* start Data shown *

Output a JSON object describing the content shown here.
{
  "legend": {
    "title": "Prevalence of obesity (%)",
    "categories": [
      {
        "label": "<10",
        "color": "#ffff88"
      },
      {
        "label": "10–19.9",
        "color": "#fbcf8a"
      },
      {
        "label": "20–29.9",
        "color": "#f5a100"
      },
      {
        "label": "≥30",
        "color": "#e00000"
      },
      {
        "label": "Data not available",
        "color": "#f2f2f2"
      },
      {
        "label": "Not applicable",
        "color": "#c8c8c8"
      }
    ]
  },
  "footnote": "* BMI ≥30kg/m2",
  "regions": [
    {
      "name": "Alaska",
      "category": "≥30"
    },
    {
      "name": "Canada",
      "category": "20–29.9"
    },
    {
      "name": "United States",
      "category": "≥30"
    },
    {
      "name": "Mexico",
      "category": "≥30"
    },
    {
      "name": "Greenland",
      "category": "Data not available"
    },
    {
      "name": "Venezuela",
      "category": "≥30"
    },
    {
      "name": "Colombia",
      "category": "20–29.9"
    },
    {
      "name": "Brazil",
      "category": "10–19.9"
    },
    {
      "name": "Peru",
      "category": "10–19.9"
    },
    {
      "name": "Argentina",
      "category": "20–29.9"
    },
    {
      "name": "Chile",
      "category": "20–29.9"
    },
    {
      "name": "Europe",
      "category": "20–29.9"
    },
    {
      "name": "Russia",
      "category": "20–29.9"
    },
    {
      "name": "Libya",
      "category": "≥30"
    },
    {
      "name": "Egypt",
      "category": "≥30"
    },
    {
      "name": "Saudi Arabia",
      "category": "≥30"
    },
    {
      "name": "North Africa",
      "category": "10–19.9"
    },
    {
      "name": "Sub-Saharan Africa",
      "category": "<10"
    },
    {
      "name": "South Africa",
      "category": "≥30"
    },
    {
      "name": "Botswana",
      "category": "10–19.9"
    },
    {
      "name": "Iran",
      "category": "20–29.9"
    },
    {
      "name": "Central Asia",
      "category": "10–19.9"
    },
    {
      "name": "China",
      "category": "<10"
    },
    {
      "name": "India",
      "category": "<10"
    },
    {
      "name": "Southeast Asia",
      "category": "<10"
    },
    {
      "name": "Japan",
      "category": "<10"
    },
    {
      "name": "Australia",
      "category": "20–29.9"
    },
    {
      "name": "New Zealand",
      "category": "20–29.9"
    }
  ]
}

* end Data shown *

Search the data for "label". Copy every line that has it.

**Response below:**
        "label": "<10",
        "label": "10–19.9",
        "label": "20–29.9",
        "label": "≥30",
        "label": "Data not available",
        "label": "Not applicable",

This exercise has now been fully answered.